To be done:
Extract all data as written.

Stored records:
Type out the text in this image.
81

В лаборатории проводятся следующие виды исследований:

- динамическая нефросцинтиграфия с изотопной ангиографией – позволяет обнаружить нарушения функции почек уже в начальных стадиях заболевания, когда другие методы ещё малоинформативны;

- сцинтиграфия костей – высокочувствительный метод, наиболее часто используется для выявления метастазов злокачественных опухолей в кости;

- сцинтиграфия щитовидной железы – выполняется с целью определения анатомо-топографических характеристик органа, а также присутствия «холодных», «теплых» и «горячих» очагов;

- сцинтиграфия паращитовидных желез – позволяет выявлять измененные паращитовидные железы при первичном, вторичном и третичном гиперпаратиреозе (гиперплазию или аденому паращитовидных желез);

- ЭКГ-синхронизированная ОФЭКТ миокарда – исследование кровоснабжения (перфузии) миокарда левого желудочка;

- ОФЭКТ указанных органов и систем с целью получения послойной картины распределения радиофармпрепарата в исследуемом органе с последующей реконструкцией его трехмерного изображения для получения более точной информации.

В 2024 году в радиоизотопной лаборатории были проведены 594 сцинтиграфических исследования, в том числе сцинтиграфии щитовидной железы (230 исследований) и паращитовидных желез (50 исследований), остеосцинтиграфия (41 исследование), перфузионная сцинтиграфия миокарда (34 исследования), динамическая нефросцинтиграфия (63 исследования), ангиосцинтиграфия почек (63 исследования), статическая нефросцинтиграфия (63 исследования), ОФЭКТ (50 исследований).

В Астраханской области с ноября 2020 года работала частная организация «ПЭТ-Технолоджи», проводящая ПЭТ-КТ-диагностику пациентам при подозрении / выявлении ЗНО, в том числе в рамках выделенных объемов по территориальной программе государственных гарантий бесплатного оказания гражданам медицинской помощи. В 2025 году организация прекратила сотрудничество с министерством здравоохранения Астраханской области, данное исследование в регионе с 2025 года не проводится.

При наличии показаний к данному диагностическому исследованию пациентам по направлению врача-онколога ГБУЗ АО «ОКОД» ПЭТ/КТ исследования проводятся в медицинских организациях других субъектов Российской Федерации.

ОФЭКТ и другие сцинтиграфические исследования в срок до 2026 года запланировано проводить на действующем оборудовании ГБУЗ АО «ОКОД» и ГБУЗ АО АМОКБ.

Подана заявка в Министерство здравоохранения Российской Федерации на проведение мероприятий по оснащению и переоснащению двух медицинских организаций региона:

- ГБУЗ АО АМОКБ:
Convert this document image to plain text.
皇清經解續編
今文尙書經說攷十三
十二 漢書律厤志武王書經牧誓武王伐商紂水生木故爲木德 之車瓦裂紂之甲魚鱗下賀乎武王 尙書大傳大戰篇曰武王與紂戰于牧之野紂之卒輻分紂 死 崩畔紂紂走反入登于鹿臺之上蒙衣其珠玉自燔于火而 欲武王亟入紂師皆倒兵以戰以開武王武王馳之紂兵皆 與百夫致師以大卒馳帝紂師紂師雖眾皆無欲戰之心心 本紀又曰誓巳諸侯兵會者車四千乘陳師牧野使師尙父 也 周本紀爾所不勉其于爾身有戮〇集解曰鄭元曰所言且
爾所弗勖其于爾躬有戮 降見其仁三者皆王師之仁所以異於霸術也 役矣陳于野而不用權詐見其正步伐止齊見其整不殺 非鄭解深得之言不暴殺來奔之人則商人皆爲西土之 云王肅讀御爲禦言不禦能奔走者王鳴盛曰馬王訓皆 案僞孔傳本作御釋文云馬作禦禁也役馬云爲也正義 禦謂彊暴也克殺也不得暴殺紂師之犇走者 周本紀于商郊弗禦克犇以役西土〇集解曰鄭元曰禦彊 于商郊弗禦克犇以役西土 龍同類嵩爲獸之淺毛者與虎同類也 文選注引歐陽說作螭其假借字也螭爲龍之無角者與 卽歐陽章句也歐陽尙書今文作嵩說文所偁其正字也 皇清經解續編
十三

Exercise solution:
Type out the text in this image.
81

В лаборатории проводятся следующие виды исследований:

- динамическая нефросцинтиграфия с изотопной ангиографией – позволяет обнаружить нарушения функции почек уже в начальных стадиях заболевания, когда другие методы ещё малоинформативны;

- сцинтиграфия костей – высокочувствительный метод, наиболее часто используется для выявления метастазов злокачественных опухолей в кости;

- сцинтиграфия щитовидной железы – выполняется с целью определения анатомо-топографических характеристик органа, а также присутствия «холодных», «теплых» и «горячих» очагов;

- сцинтиграфия паращитовидных желез – позволяет выявлять измененные паращитовидные железы при первичном, вторичном и третичном гиперпаратиреозе (гиперплазию или аденому паращитовидных желез);

- ЭКГ-синхронизированная ОФЭКТ миокарда – исследование кровоснабжения (перфузии) миокарда левого желудочка;

- ОФЭКТ указанных органов и систем с целью получения послойной картины распределения радиофармпрепарата в исследуемом органе с последующей реконструкцией его трехмерного изображения для получения более точной информации.

В 2024 году в радиоизотопной лаборатории были проведены 594 сцинтиграфических исследования, в том числе сцинтиграфии щитовидной железы (230 исследований) и паращитовидных желез (50 исследований), остеосцинтиграфия (41 исследование), перфузионная сцинтиграфия миокарда (34 исследования), динамическая нефросцинтиграфия (63 исследования), ангиосцинтиграфия почек (63 исследования), статическая нефросцинтиграфия (63 исследования), ОФЭКТ (50 исследований).

В Астраханской области с ноября 2020 года работала частная организация «ПЭТ-Технолоджи», проводящая ПЭТ-КТ-диагностику пациентам при подозрении / выявлении ЗНО, в том числе в рамках выделенных объемов по территориальной программе государственных гарантий бесплатного оказания гражданам медицинской помощи. В 2025 году организация прекратила сотрудничество с министерством здравоохранения Астраханской области, данное исследование в регионе с 2025 года не проводится.

При наличии показаний к данному диагностическому исследованию пациентам по направлению врача-онколога ГБУЗ АО «ОКОД» ПЭТ/КТ исследования проводятся в медицинских организациях других субъектов Российской Федерации.

ОФЭКТ и другие сцинтиграфические исследования в срок до 2026 года запланировано проводить на действующем оборудовании ГБУЗ АО «ОКОД» и ГБУЗ АО АМОКБ.

Подана заявка в Министерство здравоохранения Российской Федерации на проведение мероприятий по оснащению и переоснащению двух медицинских организаций региона:

- ГБУЗ АО АМОКБ:
Convert this document image to plain text.
皇清經解續編
今文尙書經說攷十三
十二 漢書律厤志武王書經牧誓武王伐商紂水生木故爲木德 之車瓦裂紂之甲魚鱗下賀乎武王 尙書大傳大戰篇曰武王與紂戰于牧之野紂之卒輻分紂 死 崩畔紂紂走反入登于鹿臺之上蒙衣其珠玉自燔于火而 欲武王亟入紂師皆倒兵以戰以開武王武王馳之紂兵皆 與百夫致師以大卒馳帝紂師紂師雖眾皆無欲戰之心心 本紀又曰誓巳諸侯兵會者車四千乘陳師牧野使師尙父 也 周本紀爾所不勉其于爾身有戮〇集解曰鄭元曰所言且
爾所弗勖其于爾躬有戮 降見其仁三者皆王師之仁所以異於霸術也 役矣陳于野而不用權詐見其正步伐止齊見其整不殺 非鄭解深得之言不暴殺來奔之人則商人皆爲西土之 云王肅讀御爲禦言不禦能奔走者王鳴盛曰馬王訓皆 案僞孔傳本作御釋文云馬作禦禁也役馬云爲也正義 禦謂彊暴也克殺也不得暴殺紂師之犇走者 周本紀于商郊弗禦克犇以役西土〇集解曰鄭元曰禦彊 于商郊弗禦克犇以役西土 龍同類嵩爲獸之淺毛者與虎同類也 文選注引歐陽說作螭其假借字也螭爲龍之無角者與 卽歐陽章句也歐陽尙書今文作嵩說文所偁其正字也 皇清經解續編
十三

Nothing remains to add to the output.